● Direction
Go through the listing and copy out every line that contains the string "opening", matching case exactly.

----------

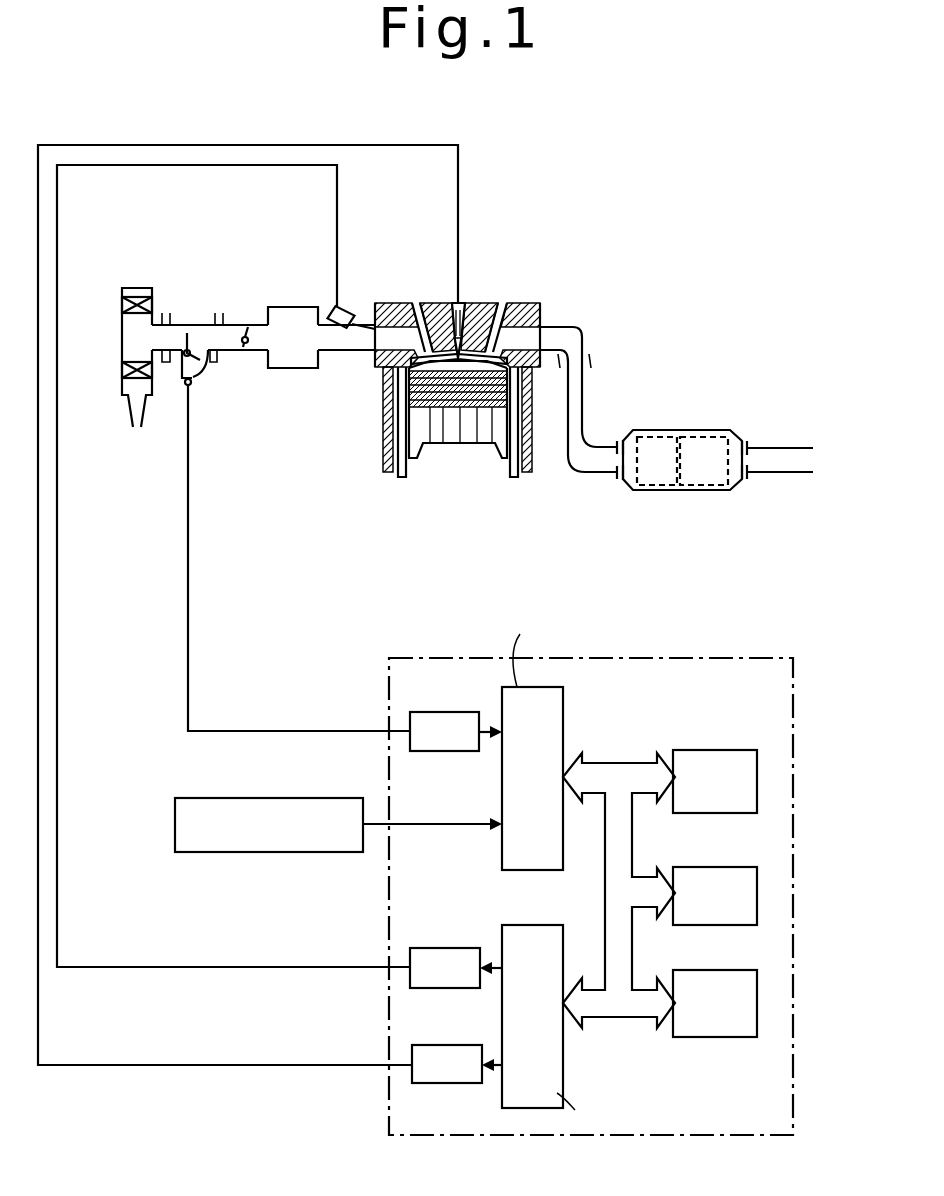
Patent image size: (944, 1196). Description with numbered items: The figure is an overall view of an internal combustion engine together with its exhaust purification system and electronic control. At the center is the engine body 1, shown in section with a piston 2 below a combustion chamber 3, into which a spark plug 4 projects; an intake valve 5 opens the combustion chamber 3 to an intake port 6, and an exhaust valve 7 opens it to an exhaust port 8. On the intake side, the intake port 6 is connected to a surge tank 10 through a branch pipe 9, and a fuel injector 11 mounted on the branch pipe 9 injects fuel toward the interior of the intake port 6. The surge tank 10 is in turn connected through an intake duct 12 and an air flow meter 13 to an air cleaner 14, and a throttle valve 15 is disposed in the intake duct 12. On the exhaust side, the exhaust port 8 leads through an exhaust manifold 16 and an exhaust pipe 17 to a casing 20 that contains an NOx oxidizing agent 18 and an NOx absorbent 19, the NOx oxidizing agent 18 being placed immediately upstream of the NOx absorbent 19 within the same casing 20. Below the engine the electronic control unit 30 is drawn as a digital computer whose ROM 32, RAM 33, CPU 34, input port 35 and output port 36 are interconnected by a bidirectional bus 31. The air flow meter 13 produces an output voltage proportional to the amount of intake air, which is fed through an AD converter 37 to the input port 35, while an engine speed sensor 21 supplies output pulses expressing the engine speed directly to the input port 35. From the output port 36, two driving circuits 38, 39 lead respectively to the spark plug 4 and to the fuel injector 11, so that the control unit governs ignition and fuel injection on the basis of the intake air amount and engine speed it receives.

The engine body 1 is at (538, 457).
The piston 2 is at (473, 438).
The combustion chamber 3 is at (455, 368).
The spark plug 4 is at (467, 317).
The intake valve 5 is at (401, 300).
The intake port 6 is at (383, 305).
The exhaust valve 7 is at (500, 300).
The exhaust port 8 is at (530, 337).
The branch pipe 9 is at (333, 352).
The surge tank 10 is at (288, 368).
The fuel injector 11 is at (345, 305).
The intake duct 12 is at (227, 323).
The air flow meter 13 is at (188, 323).
The air cleaner 14 is at (140, 288).
The throttle valve 15 is at (250, 330).
The exhaust manifold 16 is at (573, 328).
The exhaust pipe 17 is at (590, 390).
The NOx oxidizing agent 18 is at (648, 435).
The NOx absorbent 19 is at (712, 430).
The casing 20 is at (678, 492).
The engine speed sensor 21 is at (267, 798).
The electronic control unit 30 is at (795, 685).
The bidirectional bus 31 is at (626, 763).
The ROM 32 is at (738, 750).
The RAM 33 is at (733, 866).
The CPU 34 is at (737, 970).
The input port 35 is at (563, 716).
The output port 36 is at (565, 1077).
The AD converter 37 is at (449, 712).
The driving circuit 38 is at (458, 1045).
The driving circuit 39 is at (458, 948).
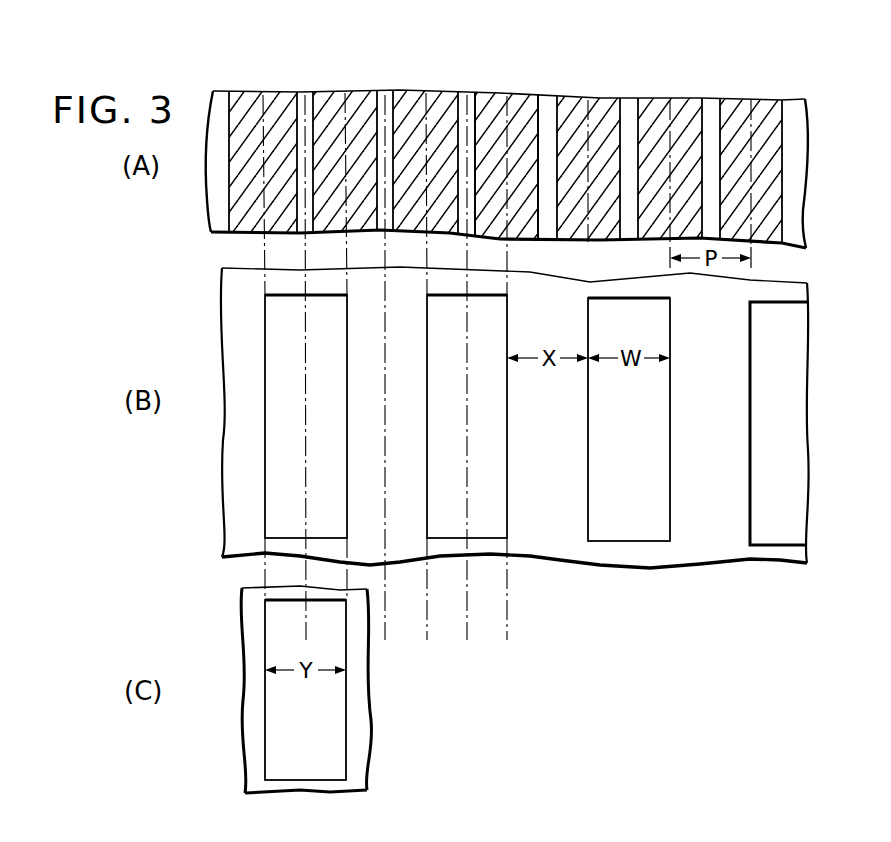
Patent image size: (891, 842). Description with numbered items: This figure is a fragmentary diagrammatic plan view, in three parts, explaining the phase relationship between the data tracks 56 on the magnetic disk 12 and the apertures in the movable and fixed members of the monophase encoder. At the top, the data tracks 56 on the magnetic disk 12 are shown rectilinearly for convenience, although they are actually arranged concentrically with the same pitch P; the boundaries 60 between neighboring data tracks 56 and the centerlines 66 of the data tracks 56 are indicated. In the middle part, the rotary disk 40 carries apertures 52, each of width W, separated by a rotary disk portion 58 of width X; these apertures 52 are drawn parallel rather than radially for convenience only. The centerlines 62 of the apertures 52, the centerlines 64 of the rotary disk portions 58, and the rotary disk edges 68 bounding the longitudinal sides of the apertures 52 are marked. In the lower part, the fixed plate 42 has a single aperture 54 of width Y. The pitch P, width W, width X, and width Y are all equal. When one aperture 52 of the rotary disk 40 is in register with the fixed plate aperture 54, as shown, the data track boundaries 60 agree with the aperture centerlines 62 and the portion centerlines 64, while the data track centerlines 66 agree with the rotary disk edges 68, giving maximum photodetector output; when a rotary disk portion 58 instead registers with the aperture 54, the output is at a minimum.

The magnetic disk 12 is at (525, 142).
The rotary disk 40 is at (808, 289).
The fixed plate 42 is at (369, 683).
The apertures 52 is at (426, 446).
The aperture 54 is at (335, 723).
The data tracks 56 is at (308, 234).
The rotary disk portion 58 is at (583, 437).
The boundaries 60 is at (374, 92).
The centerlines 62 is at (304, 356).
The centerlines 64 is at (385, 358).
The centerlines 66 is at (486, 96).
The rotary disk edges 68 is at (347, 482).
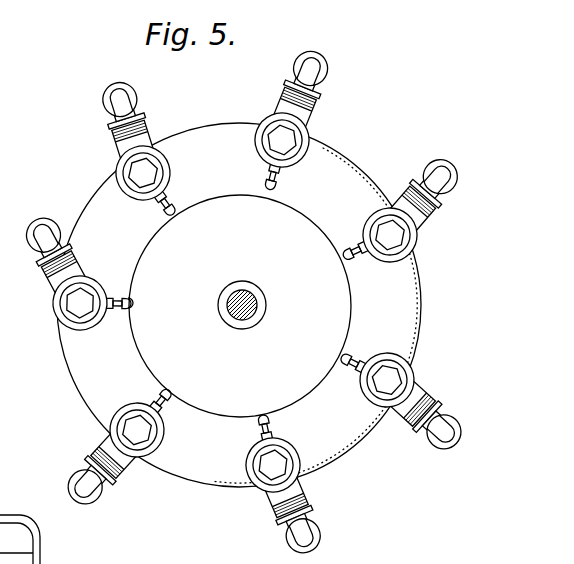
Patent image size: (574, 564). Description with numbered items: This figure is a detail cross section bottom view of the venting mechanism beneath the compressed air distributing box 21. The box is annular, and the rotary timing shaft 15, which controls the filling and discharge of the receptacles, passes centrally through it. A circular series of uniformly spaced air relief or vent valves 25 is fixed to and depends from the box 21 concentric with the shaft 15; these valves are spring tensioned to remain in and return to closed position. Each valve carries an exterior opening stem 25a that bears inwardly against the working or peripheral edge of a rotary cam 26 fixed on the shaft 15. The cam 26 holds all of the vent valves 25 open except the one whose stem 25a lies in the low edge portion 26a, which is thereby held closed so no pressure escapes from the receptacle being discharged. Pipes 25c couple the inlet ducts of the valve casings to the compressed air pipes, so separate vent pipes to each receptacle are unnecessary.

The rotary timing shaft 15 is at (242, 322).
The compressed air distributing box 21 is at (405, 340).
The air relief or vent valve 25 is at (94, 278).
The opening stem 25a is at (172, 205).
The pipe 25c is at (327, 78).
The rotary cam 26 is at (222, 393).
The low edge portion 26a is at (138, 298).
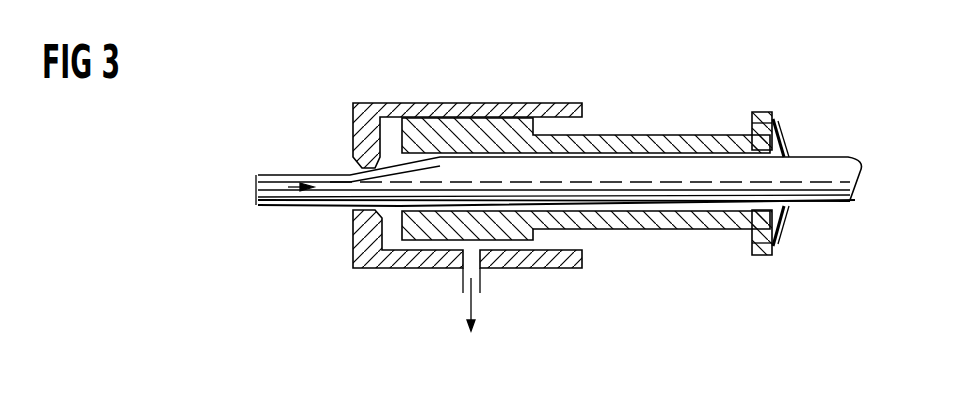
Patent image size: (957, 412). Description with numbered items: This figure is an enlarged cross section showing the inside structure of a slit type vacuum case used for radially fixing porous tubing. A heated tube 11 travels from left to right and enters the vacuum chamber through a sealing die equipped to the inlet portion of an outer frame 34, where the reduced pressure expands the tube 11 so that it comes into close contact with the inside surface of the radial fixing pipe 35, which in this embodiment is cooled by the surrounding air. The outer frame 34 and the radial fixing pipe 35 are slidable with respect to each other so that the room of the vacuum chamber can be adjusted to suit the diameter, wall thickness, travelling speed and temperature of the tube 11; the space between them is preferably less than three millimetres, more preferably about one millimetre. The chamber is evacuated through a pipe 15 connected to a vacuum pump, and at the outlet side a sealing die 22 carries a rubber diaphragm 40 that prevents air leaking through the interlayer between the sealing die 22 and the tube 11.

The tube 11 is at (316, 206).
The pipe 15 is at (462, 280).
The sealing die 22 is at (757, 111).
The outer frame 34 is at (404, 108).
The radial fixing pipe 35 is at (598, 143).
The rubber diaphragm 40 is at (783, 135).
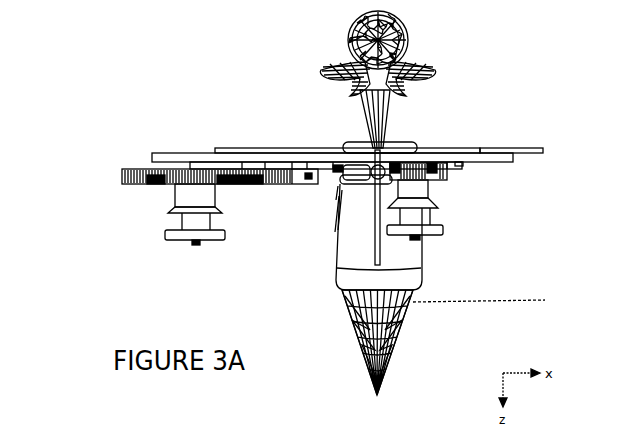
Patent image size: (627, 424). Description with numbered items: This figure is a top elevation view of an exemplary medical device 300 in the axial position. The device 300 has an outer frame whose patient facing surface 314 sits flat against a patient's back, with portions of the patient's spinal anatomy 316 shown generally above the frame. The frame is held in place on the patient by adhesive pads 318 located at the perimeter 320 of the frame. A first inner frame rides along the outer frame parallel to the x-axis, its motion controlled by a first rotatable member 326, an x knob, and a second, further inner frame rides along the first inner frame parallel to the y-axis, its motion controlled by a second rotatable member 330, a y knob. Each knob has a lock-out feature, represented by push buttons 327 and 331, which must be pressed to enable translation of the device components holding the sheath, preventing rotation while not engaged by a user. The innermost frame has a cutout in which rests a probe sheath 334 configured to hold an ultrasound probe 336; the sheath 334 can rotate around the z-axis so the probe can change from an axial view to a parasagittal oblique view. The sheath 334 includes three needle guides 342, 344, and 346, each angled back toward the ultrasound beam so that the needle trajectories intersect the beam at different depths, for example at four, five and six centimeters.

The device 300 is at (174, 110).
The patient facing surface 314 is at (268, 140).
The spinal anatomy 316 is at (460, 75).
The adhesive pads 318 is at (228, 148).
The perimeter 320 is at (536, 173).
The first rotatable member 326 is at (192, 197).
The push button 327 is at (193, 230).
The second rotatable member 330 is at (415, 215).
The push button 331 is at (443, 230).
The probe sheath 334 is at (395, 262).
The ultrasound probe 336 is at (395, 347).
The needle guide 342 is at (332, 199).
The needle guide 344 is at (332, 207).
The needle guide 346 is at (335, 223).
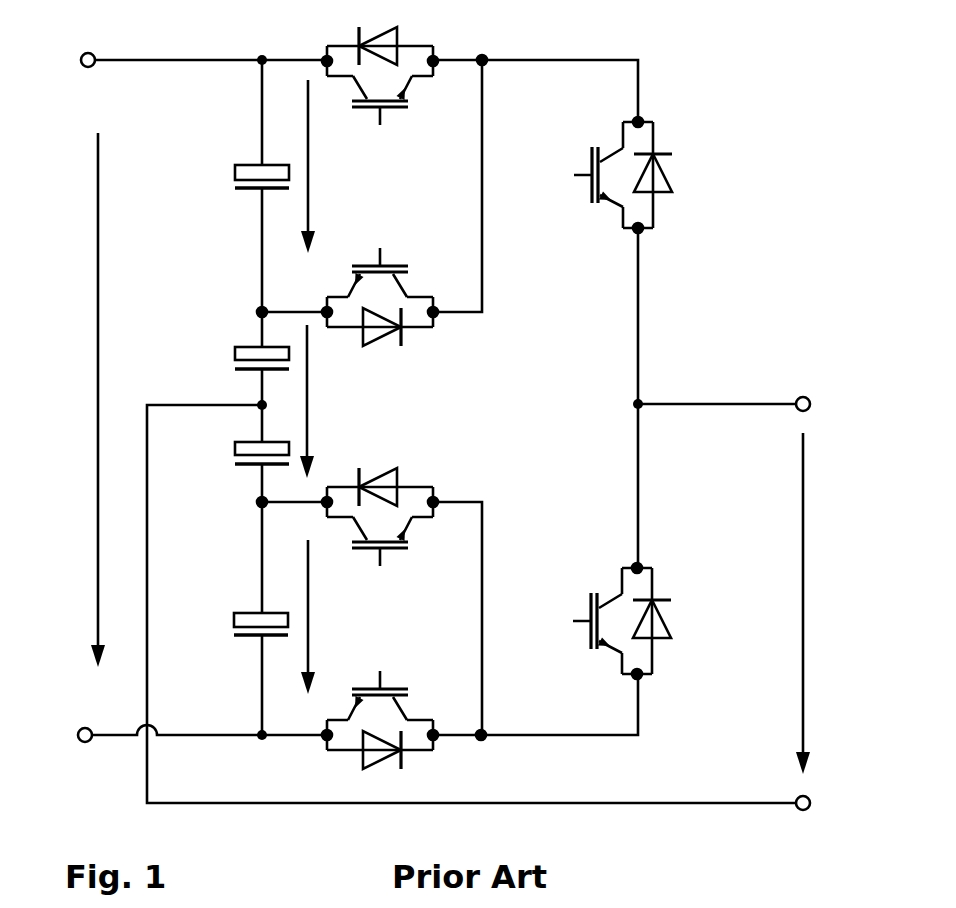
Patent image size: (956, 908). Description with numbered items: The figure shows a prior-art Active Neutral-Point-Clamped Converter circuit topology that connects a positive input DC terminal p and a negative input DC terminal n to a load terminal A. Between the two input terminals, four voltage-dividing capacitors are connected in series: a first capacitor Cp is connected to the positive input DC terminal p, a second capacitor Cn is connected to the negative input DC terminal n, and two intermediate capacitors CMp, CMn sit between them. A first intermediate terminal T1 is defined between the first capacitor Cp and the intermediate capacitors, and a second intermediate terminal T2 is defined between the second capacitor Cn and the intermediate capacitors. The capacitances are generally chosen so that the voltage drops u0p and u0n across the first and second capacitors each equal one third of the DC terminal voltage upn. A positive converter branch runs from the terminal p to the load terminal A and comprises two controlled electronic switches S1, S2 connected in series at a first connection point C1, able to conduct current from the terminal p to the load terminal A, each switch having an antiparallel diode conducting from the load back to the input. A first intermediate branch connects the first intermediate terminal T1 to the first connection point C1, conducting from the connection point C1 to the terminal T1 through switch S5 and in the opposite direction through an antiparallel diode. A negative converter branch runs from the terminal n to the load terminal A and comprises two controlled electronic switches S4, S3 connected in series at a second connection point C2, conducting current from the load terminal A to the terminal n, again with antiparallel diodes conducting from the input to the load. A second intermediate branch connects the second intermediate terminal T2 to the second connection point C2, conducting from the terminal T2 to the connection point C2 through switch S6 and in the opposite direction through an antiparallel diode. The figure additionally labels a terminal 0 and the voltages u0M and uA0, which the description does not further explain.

----------

● Completed task
Patent image size: (574, 564). Description with numbered items: This figure is a detail cross section bottom view of the venting mechanism beneath the compressed air distributing box 21. The box is annular, and the rotary timing shaft 15, which controls the filling and discharge of the receptacles, passes centrally through it. A circular series of uniformly spaced air relief or vent valves 25 is fixed to and depends from the box 21 concentric with the shaft 15; these valves are spring tensioned to remain in and return to closed position. Each valve carries an exterior opening stem 25a that bears inwardly against the working or peripheral edge of a rotary cam 26 fixed on the shaft 15. The cam 26 holds all of the vent valves 25 open except the one whose stem 25a lies in the low edge portion 26a, which is thereby held closed so no pressure escapes from the receptacle being discharged. Pipes 25c couple the inlet ducts of the valve casings to the compressed air pipes, so separate vent pipes to each receptacle are unnecessary.
The opening stem 25a is at (172, 205).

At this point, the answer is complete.